Find how many lines of the listing below include the word "xlabel", then report the number by itself.

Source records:
Begin
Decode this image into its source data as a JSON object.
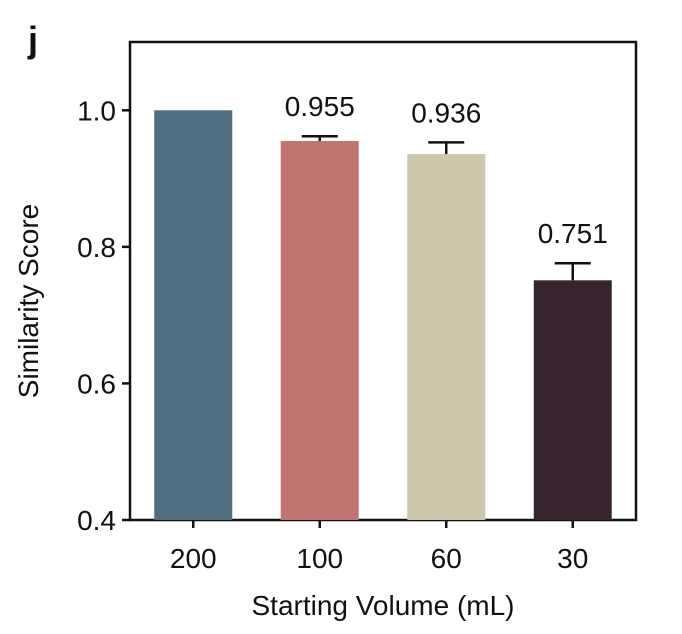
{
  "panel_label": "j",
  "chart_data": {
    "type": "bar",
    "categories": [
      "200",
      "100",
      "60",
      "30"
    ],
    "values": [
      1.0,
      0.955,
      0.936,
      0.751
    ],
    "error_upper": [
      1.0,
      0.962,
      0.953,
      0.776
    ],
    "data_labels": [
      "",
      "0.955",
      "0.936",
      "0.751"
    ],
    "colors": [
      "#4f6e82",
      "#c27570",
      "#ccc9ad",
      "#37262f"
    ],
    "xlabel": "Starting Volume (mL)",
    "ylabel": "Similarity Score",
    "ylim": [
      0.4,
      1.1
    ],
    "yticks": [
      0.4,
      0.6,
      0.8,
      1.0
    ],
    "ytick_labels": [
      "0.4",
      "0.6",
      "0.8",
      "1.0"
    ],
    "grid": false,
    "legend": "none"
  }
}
End
Begin
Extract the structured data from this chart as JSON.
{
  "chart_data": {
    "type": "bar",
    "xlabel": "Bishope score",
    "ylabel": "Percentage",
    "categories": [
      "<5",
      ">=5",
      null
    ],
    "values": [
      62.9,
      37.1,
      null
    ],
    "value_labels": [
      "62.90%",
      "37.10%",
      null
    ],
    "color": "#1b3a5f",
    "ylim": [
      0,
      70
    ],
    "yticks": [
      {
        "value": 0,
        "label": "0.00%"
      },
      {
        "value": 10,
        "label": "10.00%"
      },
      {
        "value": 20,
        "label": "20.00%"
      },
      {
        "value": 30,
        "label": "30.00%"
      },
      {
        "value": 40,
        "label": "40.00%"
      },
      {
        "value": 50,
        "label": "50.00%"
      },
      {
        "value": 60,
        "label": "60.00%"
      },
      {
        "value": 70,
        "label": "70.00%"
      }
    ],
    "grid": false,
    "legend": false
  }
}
End
_Written answer_.
2